STATED TASK. Among the entries, which lines carry the string "name"? Copy each of them.

________________________________________

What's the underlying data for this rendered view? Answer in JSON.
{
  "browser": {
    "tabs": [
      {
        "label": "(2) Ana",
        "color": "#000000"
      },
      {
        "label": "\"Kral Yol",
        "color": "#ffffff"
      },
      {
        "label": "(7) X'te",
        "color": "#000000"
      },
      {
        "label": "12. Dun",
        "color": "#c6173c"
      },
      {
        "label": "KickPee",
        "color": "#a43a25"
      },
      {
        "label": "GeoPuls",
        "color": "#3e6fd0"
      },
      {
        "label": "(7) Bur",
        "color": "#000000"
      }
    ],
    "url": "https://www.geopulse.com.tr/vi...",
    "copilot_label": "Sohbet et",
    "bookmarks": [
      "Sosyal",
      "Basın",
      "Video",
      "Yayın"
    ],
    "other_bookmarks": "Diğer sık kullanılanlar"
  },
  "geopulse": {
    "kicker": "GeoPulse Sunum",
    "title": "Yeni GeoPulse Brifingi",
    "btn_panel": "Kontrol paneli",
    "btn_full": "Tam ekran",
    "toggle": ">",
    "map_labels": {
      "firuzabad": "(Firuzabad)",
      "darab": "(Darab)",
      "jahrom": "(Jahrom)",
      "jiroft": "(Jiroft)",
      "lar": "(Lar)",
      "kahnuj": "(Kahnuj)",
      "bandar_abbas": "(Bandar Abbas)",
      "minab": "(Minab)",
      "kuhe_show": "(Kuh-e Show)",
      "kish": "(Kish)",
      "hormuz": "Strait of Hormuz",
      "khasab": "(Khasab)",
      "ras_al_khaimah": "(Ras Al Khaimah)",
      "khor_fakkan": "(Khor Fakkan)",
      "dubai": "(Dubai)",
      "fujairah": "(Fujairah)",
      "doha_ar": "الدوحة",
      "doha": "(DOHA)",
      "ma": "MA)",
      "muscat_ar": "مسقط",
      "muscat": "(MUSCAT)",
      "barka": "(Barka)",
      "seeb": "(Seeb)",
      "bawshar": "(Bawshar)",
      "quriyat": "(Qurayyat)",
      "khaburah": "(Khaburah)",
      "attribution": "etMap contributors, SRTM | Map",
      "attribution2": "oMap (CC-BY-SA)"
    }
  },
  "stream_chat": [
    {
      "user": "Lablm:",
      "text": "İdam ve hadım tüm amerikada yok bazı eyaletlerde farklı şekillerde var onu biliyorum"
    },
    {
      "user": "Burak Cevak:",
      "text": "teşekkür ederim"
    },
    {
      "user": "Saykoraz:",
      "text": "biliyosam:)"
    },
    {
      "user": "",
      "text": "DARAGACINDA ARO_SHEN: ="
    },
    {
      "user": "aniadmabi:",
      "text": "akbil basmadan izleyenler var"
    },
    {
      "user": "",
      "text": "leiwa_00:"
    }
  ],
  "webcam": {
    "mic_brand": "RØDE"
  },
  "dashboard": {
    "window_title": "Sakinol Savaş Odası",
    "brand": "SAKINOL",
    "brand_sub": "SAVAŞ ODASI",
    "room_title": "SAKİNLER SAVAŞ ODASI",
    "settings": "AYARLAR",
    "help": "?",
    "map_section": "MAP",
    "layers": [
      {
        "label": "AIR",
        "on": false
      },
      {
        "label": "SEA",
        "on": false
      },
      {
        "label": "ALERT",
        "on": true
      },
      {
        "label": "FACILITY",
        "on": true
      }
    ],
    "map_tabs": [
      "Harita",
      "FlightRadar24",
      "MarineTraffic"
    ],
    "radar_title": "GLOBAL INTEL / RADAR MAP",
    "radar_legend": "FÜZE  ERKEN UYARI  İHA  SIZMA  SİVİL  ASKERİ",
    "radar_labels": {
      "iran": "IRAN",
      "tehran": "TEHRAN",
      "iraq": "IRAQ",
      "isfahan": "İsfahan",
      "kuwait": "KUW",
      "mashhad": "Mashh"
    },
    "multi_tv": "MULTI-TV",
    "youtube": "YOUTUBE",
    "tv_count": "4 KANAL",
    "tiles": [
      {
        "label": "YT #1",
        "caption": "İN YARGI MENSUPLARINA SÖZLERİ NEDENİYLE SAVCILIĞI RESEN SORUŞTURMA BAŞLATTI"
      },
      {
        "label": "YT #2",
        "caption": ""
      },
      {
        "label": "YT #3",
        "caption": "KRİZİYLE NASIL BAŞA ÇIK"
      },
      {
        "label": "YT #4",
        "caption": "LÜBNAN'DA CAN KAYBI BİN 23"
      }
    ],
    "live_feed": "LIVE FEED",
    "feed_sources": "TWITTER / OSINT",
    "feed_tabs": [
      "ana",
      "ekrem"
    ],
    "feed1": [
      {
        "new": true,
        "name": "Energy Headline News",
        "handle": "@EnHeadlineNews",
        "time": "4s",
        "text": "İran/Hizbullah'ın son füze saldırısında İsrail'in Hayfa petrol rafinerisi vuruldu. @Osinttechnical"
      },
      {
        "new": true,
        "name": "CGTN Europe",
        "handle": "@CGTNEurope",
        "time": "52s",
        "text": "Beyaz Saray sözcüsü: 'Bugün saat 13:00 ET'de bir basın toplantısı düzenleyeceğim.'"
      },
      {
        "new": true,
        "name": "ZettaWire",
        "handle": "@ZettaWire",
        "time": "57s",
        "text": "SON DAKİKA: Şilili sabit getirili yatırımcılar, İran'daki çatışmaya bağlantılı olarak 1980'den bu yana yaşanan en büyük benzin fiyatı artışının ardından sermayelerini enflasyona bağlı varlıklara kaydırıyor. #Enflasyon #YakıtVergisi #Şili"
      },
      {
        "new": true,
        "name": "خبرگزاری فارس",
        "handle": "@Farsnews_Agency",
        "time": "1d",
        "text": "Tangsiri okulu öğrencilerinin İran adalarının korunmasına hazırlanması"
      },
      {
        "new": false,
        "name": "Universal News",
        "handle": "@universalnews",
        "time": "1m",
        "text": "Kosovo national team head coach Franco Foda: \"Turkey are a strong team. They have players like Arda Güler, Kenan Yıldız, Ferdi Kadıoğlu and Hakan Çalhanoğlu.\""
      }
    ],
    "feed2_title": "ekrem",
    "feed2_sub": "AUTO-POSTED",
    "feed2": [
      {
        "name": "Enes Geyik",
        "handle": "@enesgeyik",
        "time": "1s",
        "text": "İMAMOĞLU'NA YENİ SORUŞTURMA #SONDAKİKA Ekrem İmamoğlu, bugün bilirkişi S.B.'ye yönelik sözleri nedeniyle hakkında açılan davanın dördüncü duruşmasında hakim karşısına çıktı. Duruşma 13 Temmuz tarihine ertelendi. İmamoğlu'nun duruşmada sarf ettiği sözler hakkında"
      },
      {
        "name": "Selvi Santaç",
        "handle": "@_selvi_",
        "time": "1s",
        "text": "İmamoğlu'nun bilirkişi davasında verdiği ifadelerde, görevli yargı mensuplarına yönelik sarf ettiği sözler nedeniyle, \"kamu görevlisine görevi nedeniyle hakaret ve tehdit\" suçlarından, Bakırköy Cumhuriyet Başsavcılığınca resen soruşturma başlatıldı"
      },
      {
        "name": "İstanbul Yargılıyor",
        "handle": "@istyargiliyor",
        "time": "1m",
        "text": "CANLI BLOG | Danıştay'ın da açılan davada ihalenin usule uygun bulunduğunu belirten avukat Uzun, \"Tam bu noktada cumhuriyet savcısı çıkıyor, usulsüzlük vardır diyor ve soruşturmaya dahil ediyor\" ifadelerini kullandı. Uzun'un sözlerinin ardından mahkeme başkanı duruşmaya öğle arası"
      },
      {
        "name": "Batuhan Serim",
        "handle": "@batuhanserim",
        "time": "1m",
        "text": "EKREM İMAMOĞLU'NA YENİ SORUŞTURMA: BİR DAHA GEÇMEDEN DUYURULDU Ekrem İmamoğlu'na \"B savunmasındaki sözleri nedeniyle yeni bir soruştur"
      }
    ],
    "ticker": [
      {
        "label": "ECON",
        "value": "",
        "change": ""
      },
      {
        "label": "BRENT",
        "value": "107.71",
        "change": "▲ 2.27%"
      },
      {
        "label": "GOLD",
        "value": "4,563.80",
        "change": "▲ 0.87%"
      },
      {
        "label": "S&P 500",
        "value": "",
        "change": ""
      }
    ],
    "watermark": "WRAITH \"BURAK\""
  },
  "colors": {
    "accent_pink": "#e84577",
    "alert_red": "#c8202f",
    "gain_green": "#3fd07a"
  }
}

________________________________________

CORRECT ANSWER.
        "name": "Energy Headline News",
        "name": "CGTN Europe",
        "name": "ZettaWire",
        "name": "خبرگزاری فارس",
        "name": "Universal News",
        "name": "Enes Geyik",
        "name": "Selvi Santaç",
        "name": "İstanbul Yargılıyor",
        "name": "Batuhan Serim",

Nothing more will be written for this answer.